═════ TEXTO CITADO

Thomas Harris comentó en una ocasión que para escribir a Lecter no se basó en ningún personaje real en específico, sino en muchos para crear un epítome de la maldad. No obstante, logró algo más complejo que eso. Lecter es narcisista pero también, un sujeto pragmático que no se refugia en fantasía alguna para matar. En “Hannibal” Harris deja claro que Lecter siempre supo tendría que escapar por sus crímenes y se tomó grandes molestias para evitar ser atrapado. Ese mero rasgo apunta a un hecho insólito en cualquier monstruo de la literatura: Lecter asume el mal y lo paladea. Lo disfruta y no lo justifica. Harris dotó a Lecter de conciencia — sobre sí mismo, sin ser moral — y eso aumenta su complejidad a niveles asombrosos. A diferencia de Drácula, que constantemente reclama a Dios su condena o Jekyll, que se aterroriza de las obras de Hyde, Lecter se deleita con la maldad sugerida, la que puede provocar y la que de hecho, provoca.

* La esencia del Horror: El núcleo de todos los temores.
La psiquiatra asume que toda personalidad psicópata nace debido a eventos de extrema violencia y todo tipo de situaciones traumáticas durante la infancia. También achaca el trastorno a problemas neuronales: todavía se discute si anomalías específicas en el lóbulo frontal del cerebro de etiología posiblemente genética, pueden producir un comportamiento psicópata. Thomas Harris, quien parece ponderar ambas opciones, no se decide por ninguna y construye una mirada sobre la psicopatía más relacionada con un terror malsano y emocional creado a partir de la infancia pero que además, se alimenta del espíritu y la inteligencia de Lecter como un parásito. Lo construye además, con un pulso extraordinario: Lecter no es sólo una víctima — que lo es en cierto ámbito — de la psicopatía, sino que logra dominarla hasta crear una mirada elemental sobre la naturaleza humana. Y mientras el personaje madura y avanza de novela en novela, su interpretación sobre si mismo, dolores y ausencias se hace cada vez más refinado. De la misma manera que su maldad, violencia y crueldad.

══════════

* _TUS TAREAS_
1: Según el texto sobre Hannibal Lecter, ¿en qué se basó Thomas Harris para escribir al personaje?
2: Prolonga el texto sobre Hannibal Lecter a partir de su última oración.
Los datos provienen de otra fuente, ajena al texto sobre Hannibal Lecter.

═════ DATOS PROPORCIONADOS

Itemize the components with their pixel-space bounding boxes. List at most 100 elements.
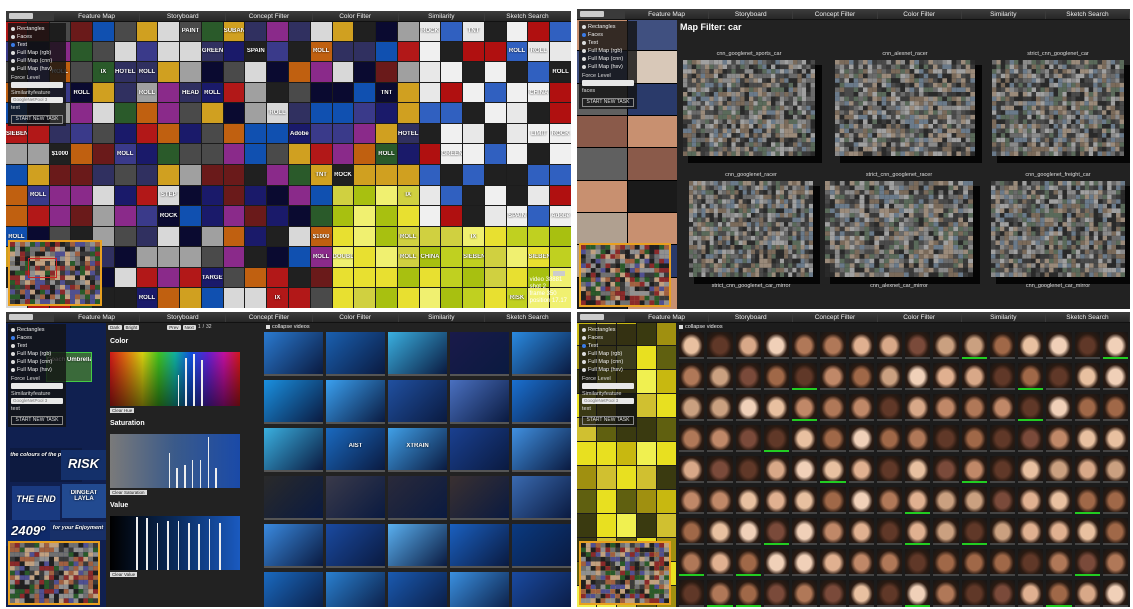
- thumbnail[interactable]: [528, 206, 550, 226]
- thumbnail[interactable]: [397, 41, 419, 62]
- thumbnail[interactable]: [6, 164, 27, 185]
- radio-dot[interactable]: [11, 368, 15, 372]
- thumbnail[interactable]: [310, 62, 332, 82]
- thumbnail[interactable]: [376, 226, 397, 247]
- thumbnail[interactable]: [71, 144, 93, 164]
- thumbnail[interactable]: [310, 267, 332, 288]
- strip-thumbnail[interactable]: [577, 115, 627, 148]
- thumbnail[interactable]: [158, 103, 180, 123]
- thumbnail[interactable]: [506, 185, 528, 206]
- thumbnail[interactable]: [136, 247, 158, 267]
- thumbnail[interactable]: IX: [93, 62, 114, 82]
- strip-thumbnail[interactable]: [627, 212, 677, 245]
- thumbnail[interactable]: [223, 247, 245, 267]
- thumbnail[interactable]: [136, 226, 158, 247]
- thumbnail[interactable]: HEAD: [180, 82, 201, 103]
- thumbnail[interactable]: [419, 164, 441, 185]
- thumbnail[interactable]: [180, 164, 201, 185]
- thumbnail[interactable]: [136, 144, 158, 164]
- thumbnail[interactable]: [332, 144, 354, 164]
- thumbnail[interactable]: [332, 62, 354, 82]
- thumbnail[interactable]: [245, 103, 267, 123]
- thumbnail[interactable]: [376, 206, 397, 226]
- tab-feature-map[interactable]: Feature Map: [54, 11, 141, 21]
- radio-dot[interactable]: [582, 25, 586, 29]
- thumbnail[interactable]: [484, 103, 506, 123]
- thumbnail[interactable]: [93, 144, 114, 164]
- thumbnail[interactable]: [180, 206, 201, 226]
- radio-dot[interactable]: [11, 43, 15, 47]
- radio-option[interactable]: Rectangles: [11, 25, 63, 33]
- thumbnail[interactable]: [267, 206, 288, 226]
- thumbnail[interactable]: TARGET: [201, 267, 223, 288]
- thumbnail[interactable]: [441, 247, 463, 267]
- thumbnail[interactable]: [310, 206, 332, 226]
- strip-thumbnail[interactable]: [577, 148, 627, 180]
- thumbnail[interactable]: [354, 206, 376, 226]
- thumbnail[interactable]: [158, 82, 180, 103]
- minimap[interactable]: [8, 541, 100, 605]
- thumbnail[interactable]: [397, 288, 419, 308]
- thumbnail[interactable]: [528, 144, 550, 164]
- thumbnail[interactable]: [506, 21, 528, 41]
- thumbnail[interactable]: [441, 206, 463, 226]
- thumbnail[interactable]: [27, 164, 49, 185]
- tab-similarity[interactable]: Similarity: [398, 312, 485, 322]
- radio-option[interactable]: Full Map (cnn): [11, 57, 63, 65]
- thumbnail[interactable]: STEP: [158, 185, 180, 206]
- thumbnail[interactable]: [180, 123, 201, 144]
- thumbnail[interactable]: ROLL: [528, 41, 550, 62]
- thumbnail[interactable]: ROLL: [310, 41, 332, 62]
- thumbnail[interactable]: [506, 144, 528, 164]
- thumbnail[interactable]: [484, 164, 506, 185]
- thumbnail[interactable]: ROLL: [397, 226, 419, 247]
- tab-feature-map[interactable]: Feature Map: [54, 312, 141, 322]
- thumbnail[interactable]: [223, 226, 245, 247]
- thumbnail[interactable]: [267, 21, 288, 41]
- radio-dot[interactable]: [582, 65, 586, 69]
- radio-option[interactable]: Full Map (hsv): [582, 63, 634, 71]
- thumbnail[interactable]: ROLL: [27, 185, 49, 206]
- thumbnail[interactable]: ROCK: [332, 164, 354, 185]
- thumbnail[interactable]: [376, 164, 397, 185]
- thumbnail[interactable]: HOTEL: [114, 62, 136, 82]
- thumbnail[interactable]: [245, 288, 267, 308]
- thumbnail[interactable]: [332, 82, 354, 103]
- thumbnail[interactable]: [376, 288, 397, 308]
- thumbnail[interactable]: [136, 267, 158, 288]
- thumbnail[interactable]: [180, 267, 201, 288]
- strip-thumbnail[interactable]: [577, 180, 627, 212]
- thumbnail[interactable]: [245, 247, 267, 267]
- thumbnail[interactable]: [397, 206, 419, 226]
- thumbnail[interactable]: [201, 288, 223, 308]
- radio-option[interactable]: Full Map (hsv): [11, 65, 63, 73]
- thumbnail[interactable]: [267, 144, 288, 164]
- thumbnail[interactable]: ROLL: [136, 288, 158, 308]
- thumbnail[interactable]: [223, 185, 245, 206]
- thumbnail[interactable]: [6, 206, 27, 226]
- thumbnail[interactable]: [550, 247, 571, 267]
- thumbnail[interactable]: [354, 144, 376, 164]
- thumbnail[interactable]: [397, 62, 419, 82]
- thumbnail[interactable]: [223, 82, 245, 103]
- thumbnail[interactable]: [376, 267, 397, 288]
- thumbnail[interactable]: [332, 206, 354, 226]
- thumbnail[interactable]: $1000: [49, 144, 71, 164]
- thumbnail[interactable]: [397, 267, 419, 288]
- thumbnail[interactable]: [267, 185, 288, 206]
- radio-dot[interactable]: [11, 328, 15, 332]
- thumbnail[interactable]: Adobe: [550, 206, 571, 226]
- thumbnail[interactable]: [354, 123, 376, 144]
- thumbnail[interactable]: [506, 164, 528, 185]
- thumbnail[interactable]: [376, 103, 397, 123]
- thumbnail[interactable]: [223, 123, 245, 144]
- thumbnail[interactable]: [158, 267, 180, 288]
- thumbnail[interactable]: [245, 62, 267, 82]
- thumbnail[interactable]: [93, 185, 114, 206]
- thumbnail[interactable]: [27, 123, 49, 144]
- thumbnail[interactable]: [441, 288, 463, 308]
- tab-color-filter[interactable]: Color Filter: [877, 9, 962, 19]
- thumbnail[interactable]: [180, 103, 201, 123]
- thumbnail[interactable]: [49, 164, 71, 185]
- thumbnail[interactable]: SIEBEN: [528, 247, 550, 267]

══════════

* _RESULTADOS POR TAREA_
1: No se basó en un personaje real en específico, sino en muchos, para crear un epítome de la maldad.

2:
A diferencia de muchos autores que meditan sobre el mal originario, Thomas Harris asume la necesidad del contexto, quizás por sus conocimientos sobre criminalística y su intención de hacer a Lecter lo más realista posible. De manera que añadió a la mitología de Lecter una historia consistente sobre su infancia y primera juventud, que profundizan en el hecho de la maldad sin ofrecer opinión ni mucho menos justificación. En la novela Hannibal Rising (2006) Harris abre el espectro y nos muestra al Lecter niño y pasa a explicar con detalle los hechos y circunstancias que crearon al monstruo. Con la misma mirada obsesiva de Mary Shelley durante la creación de la criatura de Frankenstein, Harris se afana en lograr dotar a su Lecter de una historia a la altura de su futura maldad. Y lo hace desde un ambiente Dickensiano que desconcierta por su profunda dureza: A los seis años, Hannibal Lecter fue testigo del asesinato de sus padres. Convertido en custodio y protector de su hermana pequeña, Lecter avanza en medio de la Segunda Guerra Mundial con la mirada asombrada del niño y también con el temor intacto de la víctima. Pero eso acaba bien pronto: obligado al acto de supremo horror — comer del cuerpo de su hermana — de pronto Hannibal pierde no sólo la inocencia sino su cualidad humana. Y es entonces que acaece el nacimiento del monstruo. Hannibal Lecter se transforma en algo más, se hace una criatura a la periferia y se concibe a sí mismo como la piedra angular del miedo y el horror impensable. Lo sufre y lo provocará en un ciclo interminable.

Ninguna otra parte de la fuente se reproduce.